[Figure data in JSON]

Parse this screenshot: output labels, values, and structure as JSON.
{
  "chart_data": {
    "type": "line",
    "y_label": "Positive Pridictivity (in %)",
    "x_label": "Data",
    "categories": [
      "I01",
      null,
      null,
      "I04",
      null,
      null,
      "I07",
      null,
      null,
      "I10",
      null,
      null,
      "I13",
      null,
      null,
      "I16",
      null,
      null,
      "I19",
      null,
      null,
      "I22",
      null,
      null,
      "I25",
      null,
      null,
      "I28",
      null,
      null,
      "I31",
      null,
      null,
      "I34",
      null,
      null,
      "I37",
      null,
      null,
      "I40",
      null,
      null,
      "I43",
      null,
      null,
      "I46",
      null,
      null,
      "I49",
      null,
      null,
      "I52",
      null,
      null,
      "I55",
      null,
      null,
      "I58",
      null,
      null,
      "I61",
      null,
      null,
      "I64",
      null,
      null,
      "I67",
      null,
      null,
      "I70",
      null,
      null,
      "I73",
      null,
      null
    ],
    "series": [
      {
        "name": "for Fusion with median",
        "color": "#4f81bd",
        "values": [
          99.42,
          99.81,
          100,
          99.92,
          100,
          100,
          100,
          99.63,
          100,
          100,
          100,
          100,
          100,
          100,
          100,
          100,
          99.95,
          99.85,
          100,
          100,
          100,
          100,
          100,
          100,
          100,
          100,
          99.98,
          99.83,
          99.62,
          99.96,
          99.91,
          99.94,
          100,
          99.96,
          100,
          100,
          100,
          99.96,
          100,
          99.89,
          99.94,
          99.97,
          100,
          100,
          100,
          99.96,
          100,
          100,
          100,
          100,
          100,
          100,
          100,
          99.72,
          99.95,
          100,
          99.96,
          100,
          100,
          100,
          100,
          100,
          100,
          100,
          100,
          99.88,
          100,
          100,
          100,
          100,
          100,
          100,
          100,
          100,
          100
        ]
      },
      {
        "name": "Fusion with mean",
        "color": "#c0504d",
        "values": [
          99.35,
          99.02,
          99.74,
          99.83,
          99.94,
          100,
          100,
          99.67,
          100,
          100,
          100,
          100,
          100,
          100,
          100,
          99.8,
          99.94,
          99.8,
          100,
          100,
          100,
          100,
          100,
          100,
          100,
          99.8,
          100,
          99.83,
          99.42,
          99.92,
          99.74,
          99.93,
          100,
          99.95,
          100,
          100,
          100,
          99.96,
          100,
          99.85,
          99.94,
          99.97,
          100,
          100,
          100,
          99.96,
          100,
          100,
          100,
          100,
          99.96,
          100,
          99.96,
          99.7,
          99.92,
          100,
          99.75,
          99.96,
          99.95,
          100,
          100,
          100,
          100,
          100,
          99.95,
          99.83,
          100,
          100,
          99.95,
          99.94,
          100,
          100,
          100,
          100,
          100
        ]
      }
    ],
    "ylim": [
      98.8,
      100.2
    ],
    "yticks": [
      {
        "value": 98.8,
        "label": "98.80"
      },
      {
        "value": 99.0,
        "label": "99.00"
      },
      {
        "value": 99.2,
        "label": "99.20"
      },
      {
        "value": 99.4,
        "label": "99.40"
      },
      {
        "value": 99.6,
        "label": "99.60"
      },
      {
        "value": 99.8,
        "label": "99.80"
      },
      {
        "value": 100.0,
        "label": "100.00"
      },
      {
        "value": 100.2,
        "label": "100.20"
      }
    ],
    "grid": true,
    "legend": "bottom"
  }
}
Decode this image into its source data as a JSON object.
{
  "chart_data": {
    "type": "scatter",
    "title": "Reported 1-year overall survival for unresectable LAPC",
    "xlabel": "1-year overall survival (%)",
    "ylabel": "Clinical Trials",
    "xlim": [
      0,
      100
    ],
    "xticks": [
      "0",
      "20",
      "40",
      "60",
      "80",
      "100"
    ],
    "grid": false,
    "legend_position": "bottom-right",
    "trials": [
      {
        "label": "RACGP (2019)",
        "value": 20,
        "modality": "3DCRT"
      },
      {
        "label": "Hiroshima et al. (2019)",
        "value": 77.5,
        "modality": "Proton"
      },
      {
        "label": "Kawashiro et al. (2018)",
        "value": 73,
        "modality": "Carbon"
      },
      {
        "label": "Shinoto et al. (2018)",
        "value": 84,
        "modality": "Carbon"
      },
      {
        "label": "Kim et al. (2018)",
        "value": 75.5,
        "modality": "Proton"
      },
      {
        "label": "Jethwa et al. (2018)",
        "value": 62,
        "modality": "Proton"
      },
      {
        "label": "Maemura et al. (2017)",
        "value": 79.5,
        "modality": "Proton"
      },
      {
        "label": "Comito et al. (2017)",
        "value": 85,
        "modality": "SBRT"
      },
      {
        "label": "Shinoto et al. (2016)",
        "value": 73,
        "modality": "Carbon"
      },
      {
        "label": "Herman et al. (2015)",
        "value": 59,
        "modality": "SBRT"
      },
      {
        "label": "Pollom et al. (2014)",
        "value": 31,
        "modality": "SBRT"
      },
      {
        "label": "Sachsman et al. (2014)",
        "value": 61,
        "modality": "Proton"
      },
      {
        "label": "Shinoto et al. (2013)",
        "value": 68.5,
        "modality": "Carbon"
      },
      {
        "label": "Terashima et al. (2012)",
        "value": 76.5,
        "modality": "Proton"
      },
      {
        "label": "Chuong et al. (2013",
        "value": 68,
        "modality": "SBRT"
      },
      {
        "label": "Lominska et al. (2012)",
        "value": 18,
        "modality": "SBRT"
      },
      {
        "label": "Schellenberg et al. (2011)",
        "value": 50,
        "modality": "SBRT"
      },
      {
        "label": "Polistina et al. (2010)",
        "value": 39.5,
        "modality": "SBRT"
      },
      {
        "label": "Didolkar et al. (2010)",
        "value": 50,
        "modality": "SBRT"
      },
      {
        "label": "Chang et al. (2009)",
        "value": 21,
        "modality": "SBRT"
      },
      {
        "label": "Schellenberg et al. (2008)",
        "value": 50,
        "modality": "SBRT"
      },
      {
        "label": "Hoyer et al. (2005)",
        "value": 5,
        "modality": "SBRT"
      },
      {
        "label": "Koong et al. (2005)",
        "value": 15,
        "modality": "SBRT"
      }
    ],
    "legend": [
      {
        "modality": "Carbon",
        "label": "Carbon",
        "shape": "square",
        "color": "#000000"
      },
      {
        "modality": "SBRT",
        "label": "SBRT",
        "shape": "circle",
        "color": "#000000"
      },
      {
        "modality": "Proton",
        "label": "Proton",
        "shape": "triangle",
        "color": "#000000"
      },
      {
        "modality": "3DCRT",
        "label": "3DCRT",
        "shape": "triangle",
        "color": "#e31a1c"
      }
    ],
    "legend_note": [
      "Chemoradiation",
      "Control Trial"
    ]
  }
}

▶ **REQUIREMENTS**:
Copy out each line exactly as written.

▶ **SOLUTION TO THE PROBLEM**:
Parse this screenshot: output labels, values, and structure as JSON.
{
  "chart_data": {
    "type": "line",
    "y_label": "Positive Pridictivity (in %)",
    "x_label": "Data",
    "categories": [
      "I01",
      null,
      null,
      "I04",
      null,
      null,
      "I07",
      null,
      null,
      "I10",
      null,
      null,
      "I13",
      null,
      null,
      "I16",
      null,
      null,
      "I19",
      null,
      null,
      "I22",
      null,
      null,
      "I25",
      null,
      null,
      "I28",
      null,
      null,
      "I31",
      null,
      null,
      "I34",
      null,
      null,
      "I37",
      null,
      null,
      "I40",
      null,
      null,
      "I43",
      null,
      null,
      "I46",
      null,
      null,
      "I49",
      null,
      null,
      "I52",
      null,
      null,
      "I55",
      null,
      null,
      "I58",
      null,
      null,
      "I61",
      null,
      null,
      "I64",
      null,
      null,
      "I67",
      null,
      null,
      "I70",
      null,
      null,
      "I73",
      null,
      null
    ],
    "series": [
      {
        "name": "for Fusion with median",
        "color": "#4f81bd",
        "values": [
          99.42,
          99.81,
          100,
          99.92,
          100,
          100,
          100,
          99.63,
          100,
          100,
          100,
          100,
          100,
          100,
          100,
          100,
          99.95,
          99.85,
          100,
          100,
          100,
          100,
          100,
          100,
          100,
          100,
          99.98,
          99.83,
          99.62,
          99.96,
          99.91,
          99.94,
          100,
          99.96,
          100,
          100,
          100,
          99.96,
          100,
          99.89,
          99.94,
          99.97,
          100,
          100,
          100,
          99.96,
          100,
          100,
          100,
          100,
          100,
          100,
          100,
          99.72,
          99.95,
          100,
          99.96,
          100,
          100,
          100,
          100,
          100,
          100,
          100,
          100,
          99.88,
          100,
          100,
          100,
          100,
          100,
          100,
          100,
          100,
          100
        ]
      },
      {
        "name": "Fusion with mean",
        "color": "#c0504d",
        "values": [
          99.35,
          99.02,
          99.74,
          99.83,
          99.94,
          100,
          100,
          99.67,
          100,
          100,
          100,
          100,
          100,
          100,
          100,
          99.8,
          99.94,
          99.8,
          100,
          100,
          100,
          100,
          100,
          100,
          100,
          99.8,
          100,
          99.83,
          99.42,
          99.92,
          99.74,
          99.93,
          100,
          99.95,
          100,
          100,
          100,
          99.96,
          100,
          99.85,
          99.94,
          99.97,
          100,
          100,
          100,
          99.96,
          100,
          100,
          100,
          100,
          99.96,
          100,
          99.96,
          99.7,
          99.92,
          100,
          99.75,
          99.96,
          99.95,
          100,
          100,
          100,
          100,
          100,
          99.95,
          99.83,
          100,
          100,
          99.95,
          99.94,
          100,
          100,
          100,
          100,
          100
        ]
      }
    ],
    "ylim": [
      98.8,
      100.2
    ],
    "yticks": [
      {
        "value": 98.8,
        "label": "98.80"
      },
      {
        "value": 99.0,
        "label": "99.00"
      },
      {
        "value": 99.2,
        "label": "99.20"
      },
      {
        "value": 99.4,
        "label": "99.40"
      },
      {
        "value": 99.6,
        "label": "99.60"
      },
      {
        "value": 99.8,
        "label": "99.80"
      },
      {
        "value": 100.0,
        "label": "100.00"
      },
      {
        "value": 100.2,
        "label": "100.20"
      }
    ],
    "grid": true,
    "legend": "bottom"
  }
}
Decode this image into its source data as a JSON object.
{
  "chart_data": {
    "type": "scatter",
    "title": "Reported 1-year overall survival for unresectable LAPC",
    "xlabel": "1-year overall survival (%)",
    "ylabel": "Clinical Trials",
    "xlim": [
      0,
      100
    ],
    "xticks": [
      "0",
      "20",
      "40",
      "60",
      "80",
      "100"
    ],
    "grid": false,
    "legend_position": "bottom-right",
    "trials": [
      {
        "label": "RACGP (2019)",
        "value": 20,
        "modality": "3DCRT"
      },
      {
        "label": "Hiroshima et al. (2019)",
        "value": 77.5,
        "modality": "Proton"
      },
      {
        "label": "Kawashiro et al. (2018)",
        "value": 73,
        "modality": "Carbon"
      },
      {
        "label": "Shinoto et al. (2018)",
        "value": 84,
        "modality": "Carbon"
      },
      {
        "label": "Kim et al. (2018)",
        "value": 75.5,
        "modality": "Proton"
      },
      {
        "label": "Jethwa et al. (2018)",
        "value": 62,
        "modality": "Proton"
      },
      {
        "label": "Maemura et al. (2017)",
        "value": 79.5,
        "modality": "Proton"
      },
      {
        "label": "Comito et al. (2017)",
        "value": 85,
        "modality": "SBRT"
      },
      {
        "label": "Shinoto et al. (2016)",
        "value": 73,
        "modality": "Carbon"
      },
      {
        "label": "Herman et al. (2015)",
        "value": 59,
        "modality": "SBRT"
      },
      {
        "label": "Pollom et al. (2014)",
        "value": 31,
        "modality": "SBRT"
      },
      {
        "label": "Sachsman et al. (2014)",
        "value": 61,
        "modality": "Proton"
      },
      {
        "label": "Shinoto et al. (2013)",
        "value": 68.5,
        "modality": "Carbon"
      },
      {
        "label": "Terashima et al. (2012)",
        "value": 76.5,
        "modality": "Proton"
      },
      {
        "label": "Chuong et al. (2013",
        "value": 68,
        "modality": "SBRT"
      },
      {
        "label": "Lominska et al. (2012)",
        "value": 18,
        "modality": "SBRT"
      },
      {
        "label": "Schellenberg et al. (2011)",
        "value": 50,
        "modality": "SBRT"
      },
      {
        "label": "Polistina et al. (2010)",
        "value": 39.5,
        "modality": "SBRT"
      },
      {
        "label": "Didolkar et al. (2010)",
        "value": 50,
        "modality": "SBRT"
      },
      {
        "label": "Chang et al. (2009)",
        "value": 21,
        "modality": "SBRT"
      },
      {
        "label": "Schellenberg et al. (2008)",
        "value": 50,
        "modality": "SBRT"
      },
      {
        "label": "Hoyer et al. (2005)",
        "value": 5,
        "modality": "SBRT"
      },
      {
        "label": "Koong et al. (2005)",
        "value": 15,
        "modality": "SBRT"
      }
    ],
    "legend": [
      {
        "modality": "Carbon",
        "label": "Carbon",
        "shape": "square",
        "color": "#000000"
      },
      {
        "modality": "SBRT",
        "label": "SBRT",
        "shape": "circle",
        "color": "#000000"
      },
      {
        "modality": "Proton",
        "label": "Proton",
        "shape": "triangle",
        "color": "#000000"
      },
      {
        "modality": "3DCRT",
        "label": "3DCRT",
        "shape": "triangle",
        "color": "#e31a1c"
      }
    ],
    "legend_note": [
      "Chemoradiation",
      "Control Trial"
    ]
  }
}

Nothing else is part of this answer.